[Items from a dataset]
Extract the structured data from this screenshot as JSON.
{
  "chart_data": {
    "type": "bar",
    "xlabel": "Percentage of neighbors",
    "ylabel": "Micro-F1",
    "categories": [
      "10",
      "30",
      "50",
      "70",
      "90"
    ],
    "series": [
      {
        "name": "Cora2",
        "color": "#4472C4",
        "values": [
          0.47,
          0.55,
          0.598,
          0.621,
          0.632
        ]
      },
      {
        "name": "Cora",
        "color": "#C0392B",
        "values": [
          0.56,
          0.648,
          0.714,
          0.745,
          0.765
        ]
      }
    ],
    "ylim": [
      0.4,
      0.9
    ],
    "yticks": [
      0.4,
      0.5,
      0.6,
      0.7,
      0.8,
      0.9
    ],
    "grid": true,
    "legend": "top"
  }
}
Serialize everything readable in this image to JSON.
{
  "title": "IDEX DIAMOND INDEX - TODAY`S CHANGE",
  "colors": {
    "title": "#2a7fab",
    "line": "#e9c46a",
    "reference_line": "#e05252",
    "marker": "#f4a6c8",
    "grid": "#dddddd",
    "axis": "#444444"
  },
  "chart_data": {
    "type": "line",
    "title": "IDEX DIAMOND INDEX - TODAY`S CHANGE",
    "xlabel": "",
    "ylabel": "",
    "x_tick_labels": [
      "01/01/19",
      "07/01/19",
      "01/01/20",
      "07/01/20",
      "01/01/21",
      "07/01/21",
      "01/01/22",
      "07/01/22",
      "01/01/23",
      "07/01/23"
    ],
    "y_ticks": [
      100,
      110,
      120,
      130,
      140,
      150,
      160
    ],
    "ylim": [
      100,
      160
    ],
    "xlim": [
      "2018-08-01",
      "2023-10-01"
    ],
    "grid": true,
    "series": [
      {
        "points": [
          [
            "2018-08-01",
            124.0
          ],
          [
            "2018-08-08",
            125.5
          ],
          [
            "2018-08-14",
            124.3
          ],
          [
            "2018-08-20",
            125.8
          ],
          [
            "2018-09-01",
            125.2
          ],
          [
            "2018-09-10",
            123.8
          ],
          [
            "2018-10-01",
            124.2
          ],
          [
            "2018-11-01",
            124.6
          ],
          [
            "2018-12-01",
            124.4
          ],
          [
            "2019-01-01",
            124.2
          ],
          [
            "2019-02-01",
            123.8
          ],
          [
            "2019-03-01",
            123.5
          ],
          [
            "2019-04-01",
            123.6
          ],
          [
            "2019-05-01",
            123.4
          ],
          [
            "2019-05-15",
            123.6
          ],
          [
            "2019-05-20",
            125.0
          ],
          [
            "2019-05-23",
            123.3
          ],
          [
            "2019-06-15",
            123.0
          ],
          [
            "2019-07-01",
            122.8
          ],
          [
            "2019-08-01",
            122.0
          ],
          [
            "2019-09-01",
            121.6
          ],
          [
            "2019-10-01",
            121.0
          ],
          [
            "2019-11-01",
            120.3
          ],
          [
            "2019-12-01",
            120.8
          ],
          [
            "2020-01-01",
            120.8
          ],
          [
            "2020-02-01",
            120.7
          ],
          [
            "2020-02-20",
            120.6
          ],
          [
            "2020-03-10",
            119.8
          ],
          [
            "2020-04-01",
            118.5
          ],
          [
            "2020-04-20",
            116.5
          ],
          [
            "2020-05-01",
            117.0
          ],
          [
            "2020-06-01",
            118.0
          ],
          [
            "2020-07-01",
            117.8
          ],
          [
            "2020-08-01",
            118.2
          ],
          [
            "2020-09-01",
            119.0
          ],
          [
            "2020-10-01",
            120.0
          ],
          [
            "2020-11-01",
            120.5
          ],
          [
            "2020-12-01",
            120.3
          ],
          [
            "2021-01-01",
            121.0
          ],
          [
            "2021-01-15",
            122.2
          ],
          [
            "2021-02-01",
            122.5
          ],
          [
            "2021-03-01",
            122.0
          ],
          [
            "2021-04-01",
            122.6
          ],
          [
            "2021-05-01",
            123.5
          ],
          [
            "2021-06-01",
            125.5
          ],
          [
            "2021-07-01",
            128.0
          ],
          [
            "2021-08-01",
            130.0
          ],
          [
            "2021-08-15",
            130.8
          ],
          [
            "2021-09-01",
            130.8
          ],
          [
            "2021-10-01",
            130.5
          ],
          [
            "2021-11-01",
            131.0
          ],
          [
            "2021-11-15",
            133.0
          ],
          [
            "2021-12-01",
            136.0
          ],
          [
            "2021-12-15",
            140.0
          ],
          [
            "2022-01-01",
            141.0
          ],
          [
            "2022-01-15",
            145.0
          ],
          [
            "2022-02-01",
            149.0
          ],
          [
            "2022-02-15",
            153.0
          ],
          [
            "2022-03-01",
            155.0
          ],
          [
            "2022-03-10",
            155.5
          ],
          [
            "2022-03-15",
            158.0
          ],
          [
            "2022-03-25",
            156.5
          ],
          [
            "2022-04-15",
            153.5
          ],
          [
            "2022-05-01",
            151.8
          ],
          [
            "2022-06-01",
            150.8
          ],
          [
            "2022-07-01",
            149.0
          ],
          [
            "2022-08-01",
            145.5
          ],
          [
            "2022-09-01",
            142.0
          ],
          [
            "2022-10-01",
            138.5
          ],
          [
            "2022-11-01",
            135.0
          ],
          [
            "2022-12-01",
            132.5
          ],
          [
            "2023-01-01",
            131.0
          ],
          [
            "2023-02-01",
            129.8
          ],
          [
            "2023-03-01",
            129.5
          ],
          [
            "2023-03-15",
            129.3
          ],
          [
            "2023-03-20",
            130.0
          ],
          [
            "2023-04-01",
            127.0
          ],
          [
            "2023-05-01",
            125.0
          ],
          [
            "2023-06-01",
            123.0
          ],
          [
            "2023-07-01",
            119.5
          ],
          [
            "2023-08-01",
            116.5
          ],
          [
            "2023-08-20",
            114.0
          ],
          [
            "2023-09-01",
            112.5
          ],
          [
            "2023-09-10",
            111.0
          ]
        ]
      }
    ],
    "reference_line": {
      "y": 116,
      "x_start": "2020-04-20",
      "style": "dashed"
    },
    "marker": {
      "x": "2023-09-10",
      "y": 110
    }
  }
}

▸ **The problem**
Repeat every entry exactly as written above.

▸ **Reply**
Extract the structured data from this screenshot as JSON.
{
  "chart_data": {
    "type": "bar",
    "xlabel": "Percentage of neighbors",
    "ylabel": "Micro-F1",
    "categories": [
      "10",
      "30",
      "50",
      "70",
      "90"
    ],
    "series": [
      {
        "name": "Cora2",
        "color": "#4472C4",
        "values": [
          0.47,
          0.55,
          0.598,
          0.621,
          0.632
        ]
      },
      {
        "name": "Cora",
        "color": "#C0392B",
        "values": [
          0.56,
          0.648,
          0.714,
          0.745,
          0.765
        ]
      }
    ],
    "ylim": [
      0.4,
      0.9
    ],
    "yticks": [
      0.4,
      0.5,
      0.6,
      0.7,
      0.8,
      0.9
    ],
    "grid": true,
    "legend": "top"
  }
}
Serialize everything readable in this image to JSON.
{
  "title": "IDEX DIAMOND INDEX - TODAY`S CHANGE",
  "colors": {
    "title": "#2a7fab",
    "line": "#e9c46a",
    "reference_line": "#e05252",
    "marker": "#f4a6c8",
    "grid": "#dddddd",
    "axis": "#444444"
  },
  "chart_data": {
    "type": "line",
    "title": "IDEX DIAMOND INDEX - TODAY`S CHANGE",
    "xlabel": "",
    "ylabel": "",
    "x_tick_labels": [
      "01/01/19",
      "07/01/19",
      "01/01/20",
      "07/01/20",
      "01/01/21",
      "07/01/21",
      "01/01/22",
      "07/01/22",
      "01/01/23",
      "07/01/23"
    ],
    "y_ticks": [
      100,
      110,
      120,
      130,
      140,
      150,
      160
    ],
    "ylim": [
      100,
      160
    ],
    "xlim": [
      "2018-08-01",
      "2023-10-01"
    ],
    "grid": true,
    "series": [
      {
        "points": [
          [
            "2018-08-01",
            124.0
          ],
          [
            "2018-08-08",
            125.5
          ],
          [
            "2018-08-14",
            124.3
          ],
          [
            "2018-08-20",
            125.8
          ],
          [
            "2018-09-01",
            125.2
          ],
          [
            "2018-09-10",
            123.8
          ],
          [
            "2018-10-01",
            124.2
          ],
          [
            "2018-11-01",
            124.6
          ],
          [
            "2018-12-01",
            124.4
          ],
          [
            "2019-01-01",
            124.2
          ],
          [
            "2019-02-01",
            123.8
          ],
          [
            "2019-03-01",
            123.5
          ],
          [
            "2019-04-01",
            123.6
          ],
          [
            "2019-05-01",
            123.4
          ],
          [
            "2019-05-15",
            123.6
          ],
          [
            "2019-05-20",
            125.0
          ],
          [
            "2019-05-23",
            123.3
          ],
          [
            "2019-06-15",
            123.0
          ],
          [
            "2019-07-01",
            122.8
          ],
          [
            "2019-08-01",
            122.0
          ],
          [
            "2019-09-01",
            121.6
          ],
          [
            "2019-10-01",
            121.0
          ],
          [
            "2019-11-01",
            120.3
          ],
          [
            "2019-12-01",
            120.8
          ],
          [
            "2020-01-01",
            120.8
          ],
          [
            "2020-02-01",
            120.7
          ],
          [
            "2020-02-20",
            120.6
          ],
          [
            "2020-03-10",
            119.8
          ],
          [
            "2020-04-01",
            118.5
          ],
          [
            "2020-04-20",
            116.5
          ],
          [
            "2020-05-01",
            117.0
          ],
          [
            "2020-06-01",
            118.0
          ],
          [
            "2020-07-01",
            117.8
          ],
          [
            "2020-08-01",
            118.2
          ],
          [
            "2020-09-01",
            119.0
          ],
          [
            "2020-10-01",
            120.0
          ],
          [
            "2020-11-01",
            120.5
          ],
          [
            "2020-12-01",
            120.3
          ],
          [
            "2021-01-01",
            121.0
          ],
          [
            "2021-01-15",
            122.2
          ],
          [
            "2021-02-01",
            122.5
          ],
          [
            "2021-03-01",
            122.0
          ],
          [
            "2021-04-01",
            122.6
          ],
          [
            "2021-05-01",
            123.5
          ],
          [
            "2021-06-01",
            125.5
          ],
          [
            "2021-07-01",
            128.0
          ],
          [
            "2021-08-01",
            130.0
          ],
          [
            "2021-08-15",
            130.8
          ],
          [
            "2021-09-01",
            130.8
          ],
          [
            "2021-10-01",
            130.5
          ],
          [
            "2021-11-01",
            131.0
          ],
          [
            "2021-11-15",
            133.0
          ],
          [
            "2021-12-01",
            136.0
          ],
          [
            "2021-12-15",
            140.0
          ],
          [
            "2022-01-01",
            141.0
          ],
          [
            "2022-01-15",
            145.0
          ],
          [
            "2022-02-01",
            149.0
          ],
          [
            "2022-02-15",
            153.0
          ],
          [
            "2022-03-01",
            155.0
          ],
          [
            "2022-03-10",
            155.5
          ],
          [
            "2022-03-15",
            158.0
          ],
          [
            "2022-03-25",
            156.5
          ],
          [
            "2022-04-15",
            153.5
          ],
          [
            "2022-05-01",
            151.8
          ],
          [
            "2022-06-01",
            150.8
          ],
          [
            "2022-07-01",
            149.0
          ],
          [
            "2022-08-01",
            145.5
          ],
          [
            "2022-09-01",
            142.0
          ],
          [
            "2022-10-01",
            138.5
          ],
          [
            "2022-11-01",
            135.0
          ],
          [
            "2022-12-01",
            132.5
          ],
          [
            "2023-01-01",
            131.0
          ],
          [
            "2023-02-01",
            129.8
          ],
          [
            "2023-03-01",
            129.5
          ],
          [
            "2023-03-15",
            129.3
          ],
          [
            "2023-03-20",
            130.0
          ],
          [
            "2023-04-01",
            127.0
          ],
          [
            "2023-05-01",
            125.0
          ],
          [
            "2023-06-01",
            123.0
          ],
          [
            "2023-07-01",
            119.5
          ],
          [
            "2023-08-01",
            116.5
          ],
          [
            "2023-08-20",
            114.0
          ],
          [
            "2023-09-01",
            112.5
          ],
          [
            "2023-09-10",
            111.0
          ]
        ]
      }
    ],
    "reference_line": {
      "y": 116,
      "x_start": "2020-04-20",
      "style": "dashed"
    },
    "marker": {
      "x": "2023-09-10",
      "y": 110
    }
  }
}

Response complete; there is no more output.